• What the task requires:
Output the entries word for word. Omit images.

• Excerpt from a dataset:
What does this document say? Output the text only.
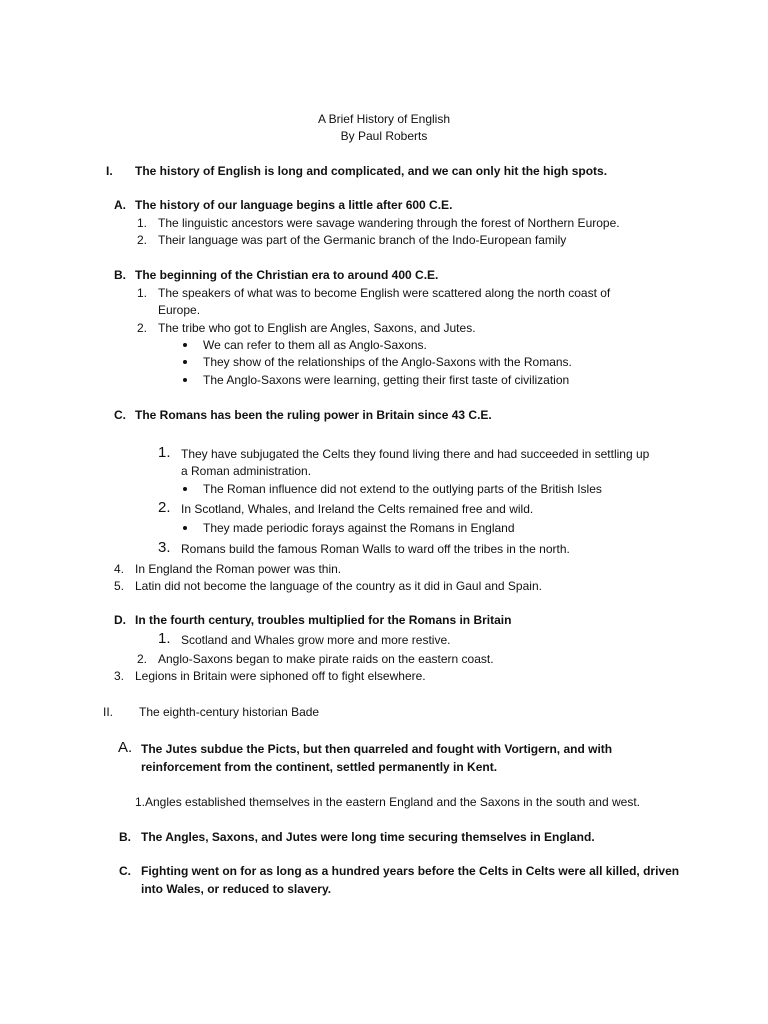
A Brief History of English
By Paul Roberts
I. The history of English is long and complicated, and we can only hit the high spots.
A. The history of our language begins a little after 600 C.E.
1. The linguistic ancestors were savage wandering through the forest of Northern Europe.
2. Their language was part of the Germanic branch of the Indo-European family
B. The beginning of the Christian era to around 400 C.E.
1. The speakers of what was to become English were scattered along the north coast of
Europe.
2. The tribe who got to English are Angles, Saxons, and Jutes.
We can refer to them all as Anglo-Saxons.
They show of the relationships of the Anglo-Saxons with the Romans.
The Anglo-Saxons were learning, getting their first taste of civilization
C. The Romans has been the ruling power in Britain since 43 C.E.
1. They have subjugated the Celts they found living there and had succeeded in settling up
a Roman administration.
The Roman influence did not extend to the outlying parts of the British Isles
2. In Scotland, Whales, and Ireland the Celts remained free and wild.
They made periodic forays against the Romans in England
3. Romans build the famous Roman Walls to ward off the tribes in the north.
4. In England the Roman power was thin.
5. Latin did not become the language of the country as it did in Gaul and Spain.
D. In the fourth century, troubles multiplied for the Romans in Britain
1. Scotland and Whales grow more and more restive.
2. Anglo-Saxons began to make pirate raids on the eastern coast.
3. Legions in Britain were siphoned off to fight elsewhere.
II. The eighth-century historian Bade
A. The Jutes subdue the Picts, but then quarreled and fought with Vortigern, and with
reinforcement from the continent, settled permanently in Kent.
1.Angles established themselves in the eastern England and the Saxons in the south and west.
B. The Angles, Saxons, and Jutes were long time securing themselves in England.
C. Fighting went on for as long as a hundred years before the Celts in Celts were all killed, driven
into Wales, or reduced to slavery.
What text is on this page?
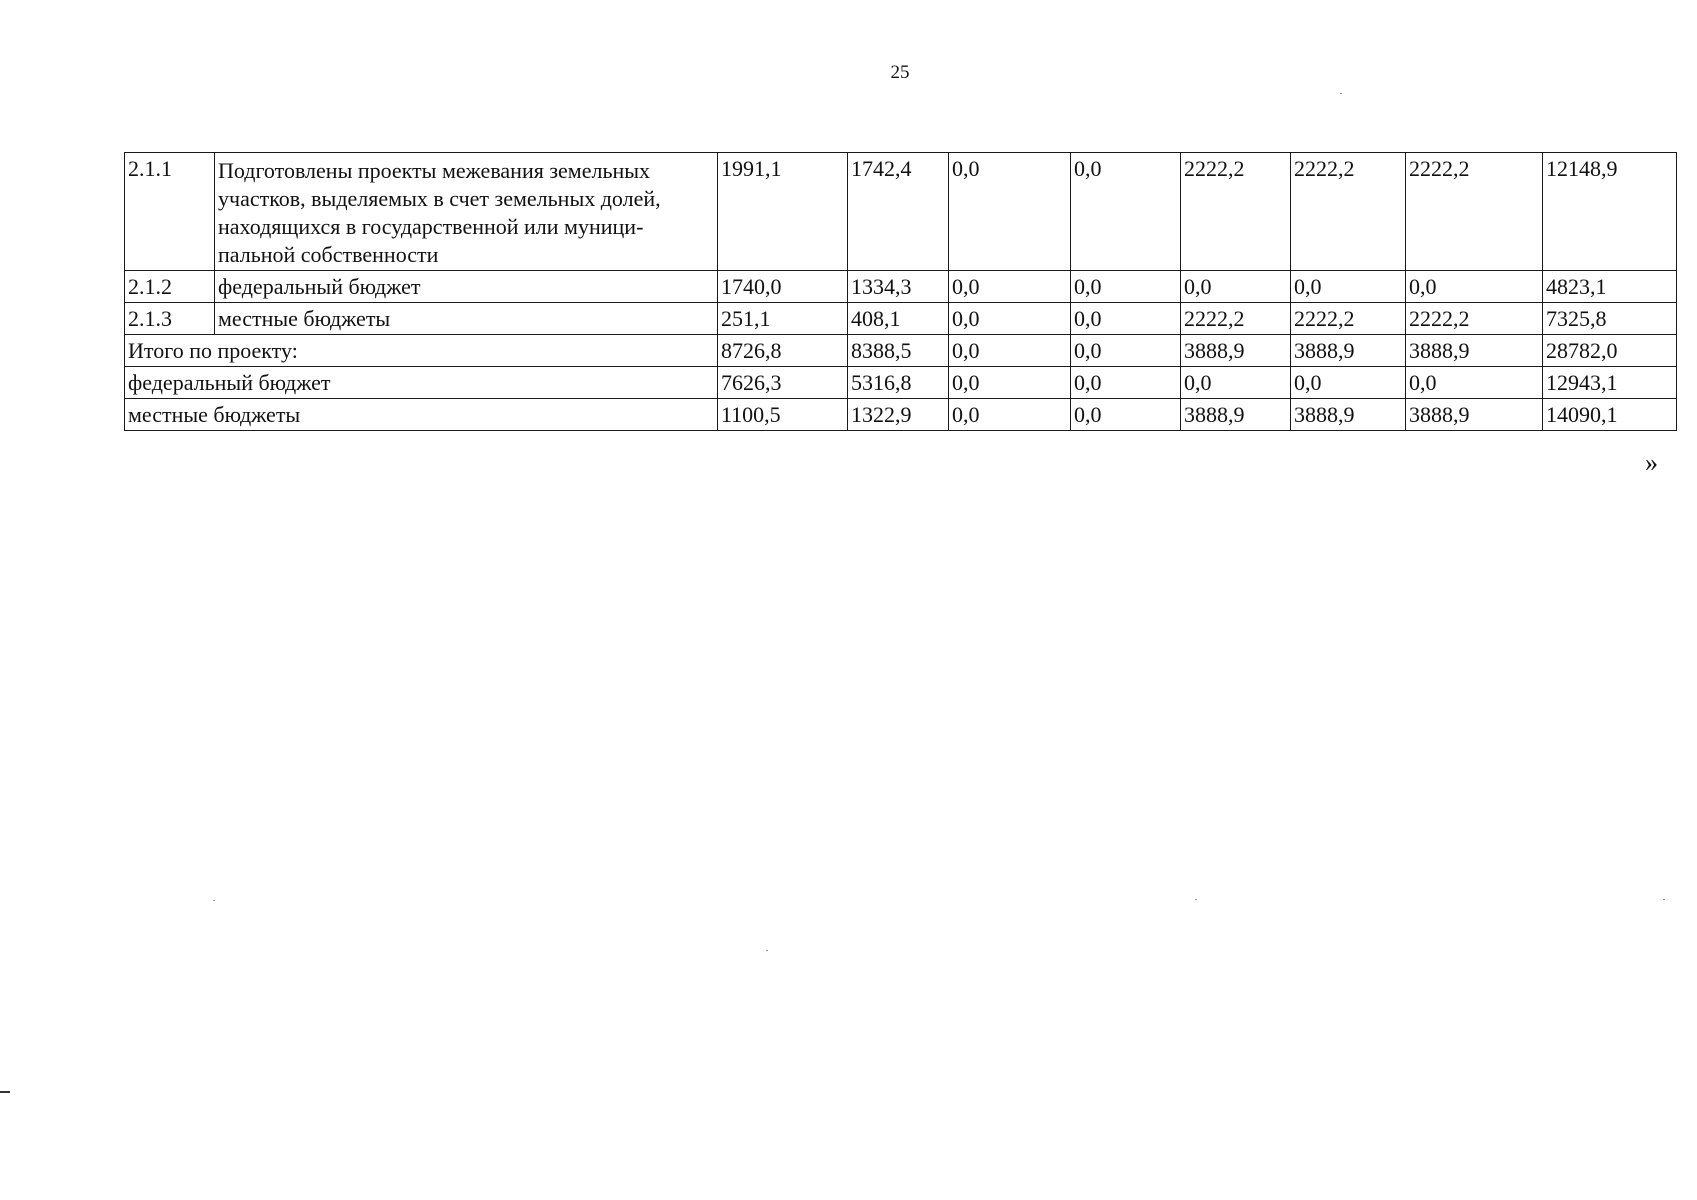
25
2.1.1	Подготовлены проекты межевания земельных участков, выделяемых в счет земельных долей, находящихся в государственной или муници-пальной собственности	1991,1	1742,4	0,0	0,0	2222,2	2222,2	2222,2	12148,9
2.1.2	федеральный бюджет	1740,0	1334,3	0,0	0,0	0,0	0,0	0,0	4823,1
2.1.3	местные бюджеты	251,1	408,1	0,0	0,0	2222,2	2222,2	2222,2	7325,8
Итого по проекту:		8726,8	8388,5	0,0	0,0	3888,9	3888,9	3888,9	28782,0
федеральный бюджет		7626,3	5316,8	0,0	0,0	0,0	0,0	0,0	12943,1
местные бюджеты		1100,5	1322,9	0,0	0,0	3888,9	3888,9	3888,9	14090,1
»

• Answer below:
What does this document say? Output the text only.
A Brief History of English
By Paul Roberts
I. The history of English is long and complicated, and we can only hit the high spots.
A. The history of our language begins a little after 600 C.E.
1. The linguistic ancestors were savage wandering through the forest of Northern Europe.
2. Their language was part of the Germanic branch of the Indo-European family
B. The beginning of the Christian era to around 400 C.E.
1. The speakers of what was to become English were scattered along the north coast of
Europe.
2. The tribe who got to English are Angles, Saxons, and Jutes.
We can refer to them all as Anglo-Saxons.
They show of the relationships of the Anglo-Saxons with the Romans.
The Anglo-Saxons were learning, getting their first taste of civilization
C. The Romans has been the ruling power in Britain since 43 C.E.
1. They have subjugated the Celts they found living there and had succeeded in settling up
a Roman administration.
The Roman influence did not extend to the outlying parts of the British Isles
2. In Scotland, Whales, and Ireland the Celts remained free and wild.
They made periodic forays against the Romans in England
3. Romans build the famous Roman Walls to ward off the tribes in the north.
4. In England the Roman power was thin.
5. Latin did not become the language of the country as it did in Gaul and Spain.
D. In the fourth century, troubles multiplied for the Romans in Britain
1. Scotland and Whales grow more and more restive.
2. Anglo-Saxons began to make pirate raids on the eastern coast.
3. Legions in Britain were siphoned off to fight elsewhere.
II. The eighth-century historian Bade
A. The Jutes subdue the Picts, but then quarreled and fought with Vortigern, and with
reinforcement from the continent, settled permanently in Kent.
1.Angles established themselves in the eastern England and the Saxons in the south and west.
B. The Angles, Saxons, and Jutes were long time securing themselves in England.
C. Fighting went on for as long as a hundred years before the Celts in Celts were all killed, driven
into Wales, or reduced to slavery.
What text is on this page?
25
2.1.1	Подготовлены проекты межевания земельных участков, выделяемых в счет земельных долей, находящихся в государственной или муници-пальной собственности	1991,1	1742,4	0,0	0,0	2222,2	2222,2	2222,2	12148,9
2.1.2	федеральный бюджет	1740,0	1334,3	0,0	0,0	0,0	0,0	0,0	4823,1
2.1.3	местные бюджеты	251,1	408,1	0,0	0,0	2222,2	2222,2	2222,2	7325,8
Итого по проекту:		8726,8	8388,5	0,0	0,0	3888,9	3888,9	3888,9	28782,0
федеральный бюджет		7626,3	5316,8	0,0	0,0	0,0	0,0	0,0	12943,1
местные бюджеты		1100,5	1322,9	0,0	0,0	3888,9	3888,9	3888,9	14090,1
»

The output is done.